- [STATED PROBLEM]:
Reproduce the records below exactly as they appear, omitting any pictures they contain.

- [RECORDS PROVIDED]:
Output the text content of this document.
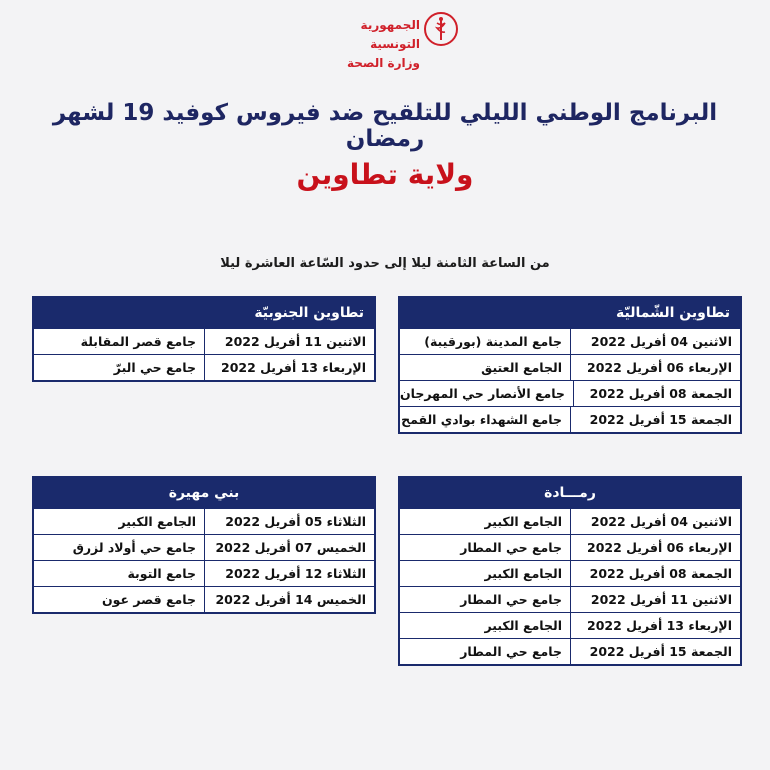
الجمهورية التونسية
وزارة الصحة
البرنامج الوطني الليلي للتلقيح ضد فيروس كوفيد 19 لشهر رمضان
ولاية تطاوين
من الساعة الثامنة ليلا إلى حدود السّاعة العاشرة ليلا
تطاوين الشّماليّة
الاثنين 04 أفريل 2022
جامع المدينة (بورقيبة)
الإربعاء 06 أفريل 2022
الجامع العتيق
الجمعة 08 أفريل 2022
جامع الأنصار حي المهرجان
الجمعة 15 أفريل 2022
جامع الشهداء بوادي القمح
تطاوين الجنوبيّة
الاثنين 11 أفريل 2022
جامع قصر المقابلة
الإربعاء 13 أفريل 2022
جامع حي البرّ
رمـــادة
الاثنين 04 أفريل 2022
الجامع الكبير
الإربعاء 06 أفريل 2022
جامع حي المطار
الجمعة 08 أفريل 2022
الجامع الكبير
الاثنين 11 أفريل 2022
جامع حي المطار
الإربعاء 13 أفريل 2022
الجامع الكبير
الجمعة 15 أفريل 2022
جامع حي المطار
بني مهيرة
الثلاثاء 05 أفريل 2022
الجامع الكبير
الخميس 07 أفريل 2022
جامع حي أولاد لزرق
الثلاثاء 12 أفريل 2022
جامع التوبة
الخميس 14 أفريل 2022
جامع قصر عون
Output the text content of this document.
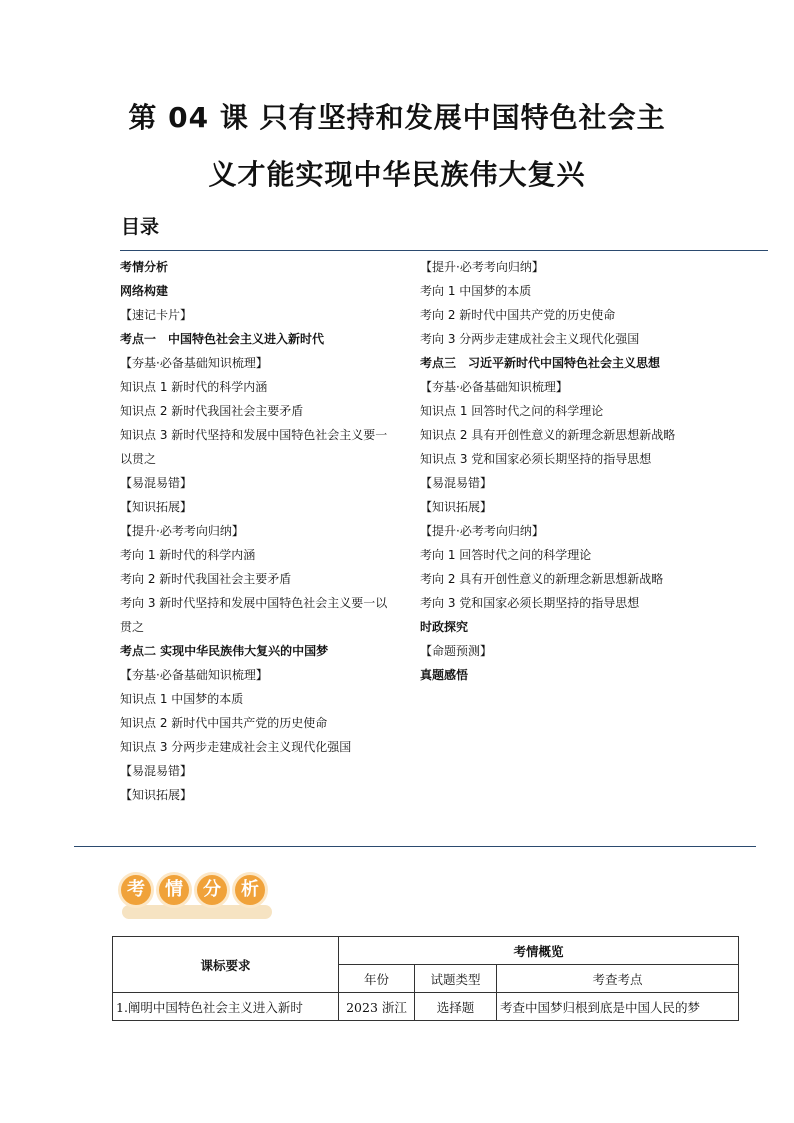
第 04 课 只有坚持和发展中国特色社会主
义才能实现中华民族伟大复兴
目录

考情分析

网络构建

【速记卡片】

考点一　中国特色社会主义进入新时代

【夯基·必备基础知识梳理】

知识点 1 新时代的科学内涵

知识点 2 新时代我国社会主要矛盾

知识点 3 新时代坚持和发展中国特色社会主义要一以贯之

【易混易错】

【知识拓展】

【提升·必考考向归纳】

考向 1 新时代的科学内涵

考向 2 新时代我国社会主要矛盾

考向 3 新时代坚持和发展中国特色社会主义要一以贯之

考点二 实现中华民族伟大复兴的中国梦

【夯基·必备基础知识梳理】

知识点 1 中国梦的本质

知识点 2 新时代中国共产党的历史使命

知识点 3 分两步走建成社会主义现代化强国

【易混易错】

【知识拓展】

【提升·必考考向归纳】

考向 1 中国梦的本质

考向 2 新时代中国共产党的历史使命

考向 3 分两步走建成社会主义现代化强国

考点三　习近平新时代中国特色社会主义思想

【夯基·必备基础知识梳理】

知识点 1 回答时代之问的科学理论

知识点 2 具有开创性意义的新理念新思想新战略

知识点 3 党和国家必须长期坚持的指导思想

【易混易错】

【知识拓展】

【提升·必考考向归纳】

考向 1 回答时代之问的科学理论

考向 2 具有开创性意义的新理念新思想新战略

考向 3 党和国家必须长期坚持的指导思想

时政探究

【命题预测】

真题感悟

考	情	分	析
课标要求	考情概览		
	年份	试题类型	考查考点
1.阐明中国特色社会主义进入新时	2023 浙江	选择题	考查中国梦归根到底是中国人民的梦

- [THE REPLY]:
Output the text content of this document.
الجمهورية التونسية
وزارة الصحة
البرنامج الوطني الليلي للتلقيح ضد فيروس كوفيد 19 لشهر رمضان
ولاية تطاوين
من الساعة الثامنة ليلا إلى حدود السّاعة العاشرة ليلا
تطاوين الشّماليّة
الاثنين 04 أفريل 2022
جامع المدينة (بورقيبة)
الإربعاء 06 أفريل 2022
الجامع العتيق
الجمعة 08 أفريل 2022
جامع الأنصار حي المهرجان
الجمعة 15 أفريل 2022
جامع الشهداء بوادي القمح
تطاوين الجنوبيّة
الاثنين 11 أفريل 2022
جامع قصر المقابلة
الإربعاء 13 أفريل 2022
جامع حي البرّ
رمـــادة
الاثنين 04 أفريل 2022
الجامع الكبير
الإربعاء 06 أفريل 2022
جامع حي المطار
الجمعة 08 أفريل 2022
الجامع الكبير
الاثنين 11 أفريل 2022
جامع حي المطار
الإربعاء 13 أفريل 2022
الجامع الكبير
الجمعة 15 أفريل 2022
جامع حي المطار
بني مهيرة
الثلاثاء 05 أفريل 2022
الجامع الكبير
الخميس 07 أفريل 2022
جامع حي أولاد لزرق
الثلاثاء 12 أفريل 2022
جامع التوبة
الخميس 14 أفريل 2022
جامع قصر عون
Output the text content of this document.
第 04 课 只有坚持和发展中国特色社会主
义才能实现中华民族伟大复兴
目录

考情分析

网络构建

【速记卡片】

考点一　中国特色社会主义进入新时代

【夯基·必备基础知识梳理】

知识点 1 新时代的科学内涵

知识点 2 新时代我国社会主要矛盾

知识点 3 新时代坚持和发展中国特色社会主义要一以贯之

【易混易错】

【知识拓展】

【提升·必考考向归纳】

考向 1 新时代的科学内涵

考向 2 新时代我国社会主要矛盾

考向 3 新时代坚持和发展中国特色社会主义要一以贯之

考点二 实现中华民族伟大复兴的中国梦

【夯基·必备基础知识梳理】

知识点 1 中国梦的本质

知识点 2 新时代中国共产党的历史使命

知识点 3 分两步走建成社会主义现代化强国

【易混易错】

【知识拓展】

【提升·必考考向归纳】

考向 1 中国梦的本质

考向 2 新时代中国共产党的历史使命

考向 3 分两步走建成社会主义现代化强国

考点三　习近平新时代中国特色社会主义思想

【夯基·必备基础知识梳理】

知识点 1 回答时代之问的科学理论

知识点 2 具有开创性意义的新理念新思想新战略

知识点 3 党和国家必须长期坚持的指导思想

【易混易错】

【知识拓展】

【提升·必考考向归纳】

考向 1 回答时代之问的科学理论

考向 2 具有开创性意义的新理念新思想新战略

考向 3 党和国家必须长期坚持的指导思想

时政探究

【命题预测】

真题感悟

考	情	分	析
课标要求	考情概览		
	年份	试题类型	考查考点
1.阐明中国特色社会主义进入新时	2023 浙江	选择题	考查中国梦归根到底是中国人民的梦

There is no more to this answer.